--- Task data Enclosed Below ---

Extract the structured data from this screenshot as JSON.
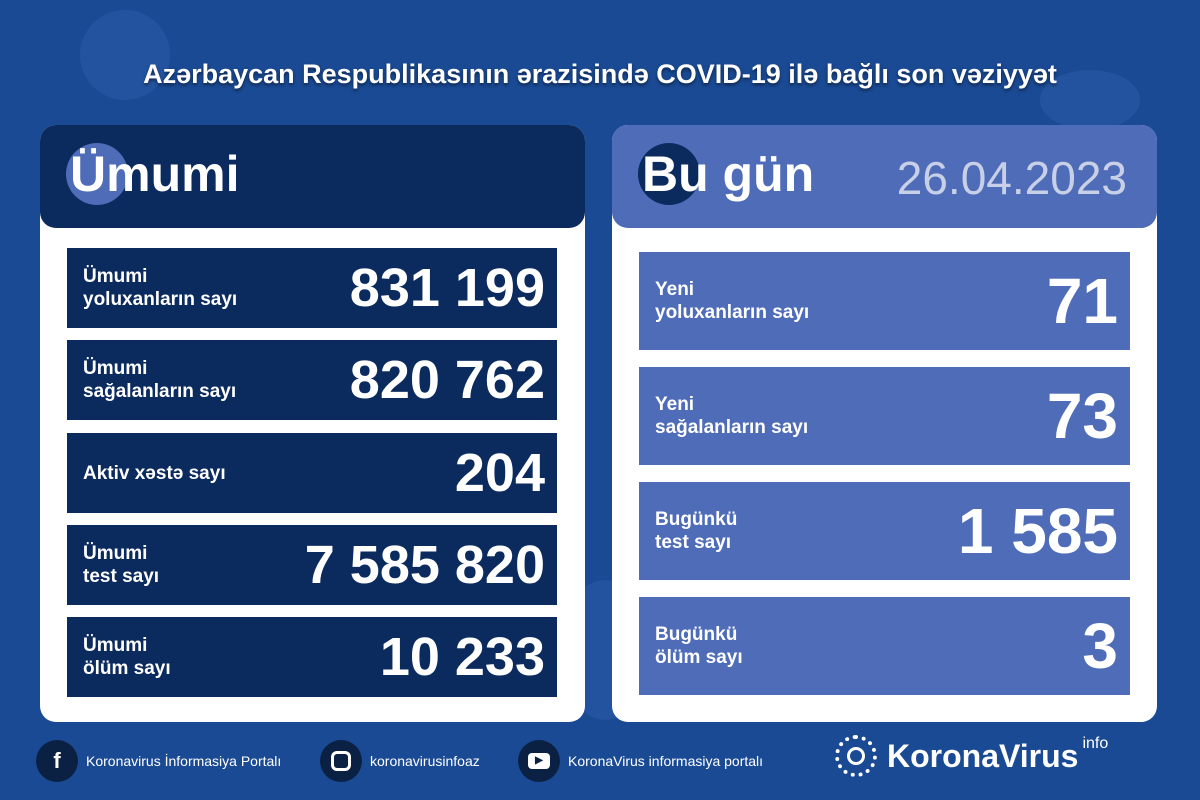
{
  "title": "Azərbaycan Respublikasının ərazisində COVID-19 ilə bağlı son vəziyyət",
  "colors": {
    "background": "#1a4a94",
    "dark_panel": "#0b2a5e",
    "light_panel": "#4f6cb8",
    "date": "#c8d0e8"
  },
  "total": {
    "heading": "Ümumi",
    "rows": [
      {
        "label1": "Ümumi",
        "label2": "yoluxanların sayı",
        "value": "831 199"
      },
      {
        "label1": "Ümumi",
        "label2": "sağalanların sayı",
        "value": "820 762"
      },
      {
        "label1": "Aktiv xəstə sayı",
        "label2": "",
        "value": "204"
      },
      {
        "label1": "Ümumi",
        "label2": "test sayı",
        "value": "7 585 820"
      },
      {
        "label1": "Ümumi",
        "label2": "ölüm sayı",
        "value": "10 233"
      }
    ]
  },
  "today": {
    "heading": "Bu gün",
    "date": "26.04.2023",
    "rows": [
      {
        "label1": "Yeni",
        "label2": "yoluxanların sayı",
        "value": "71"
      },
      {
        "label1": "Yeni",
        "label2": "sağalanların sayı",
        "value": "73"
      },
      {
        "label1": "Bugünkü",
        "label2": "test sayı",
        "value": "1 585"
      },
      {
        "label1": "Bugünkü",
        "label2": "ölüm sayı",
        "value": "3"
      }
    ]
  },
  "footer": {
    "facebook": "Koronavirus İnformasiya Portalı",
    "instagram": "koronavirusinfoaz",
    "youtube": "KoronaVirus informasiya portalı",
    "logo": "KoronaVirus",
    "logo_sup": "info"
  }
}
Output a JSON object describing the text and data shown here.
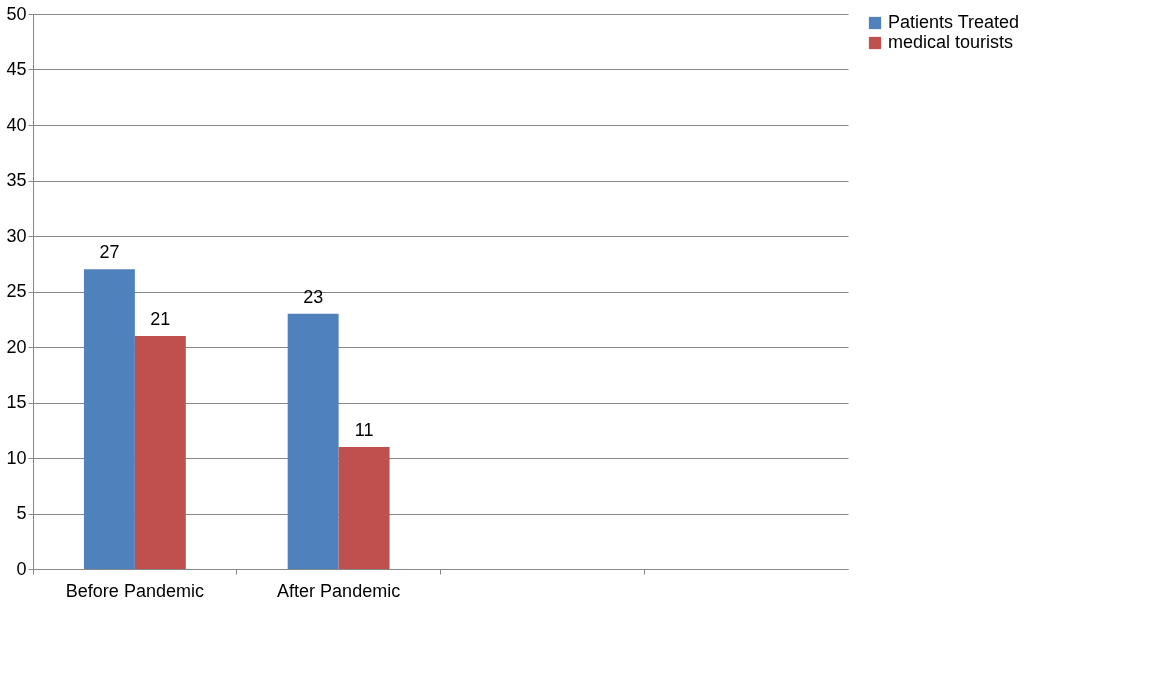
{
  "chart_data": {
    "type": "bar",
    "categories": [
      "Before Pandemic",
      "After Pandemic",
      null,
      null
    ],
    "series": [
      {
        "name": "Patients Treated",
        "color": "#4f81bd",
        "values": [
          27,
          23,
          null,
          null
        ]
      },
      {
        "name": "medical tourists",
        "color": "#c0504d",
        "values": [
          21,
          11,
          null,
          null
        ]
      }
    ],
    "ylim": [
      0,
      50
    ],
    "yticks": [
      0,
      5,
      10,
      15,
      20,
      25,
      30,
      35,
      40,
      45,
      50
    ],
    "grid": "y",
    "legend": "right",
    "data_labels": true
  }
}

--- End of Enclosed Task data ---

→ Task requirements:
Filter the lines above, keeping each one that contains the string "name".

→ Expected answer:
        "name": "Patients Treated",
        "name": "medical tourists",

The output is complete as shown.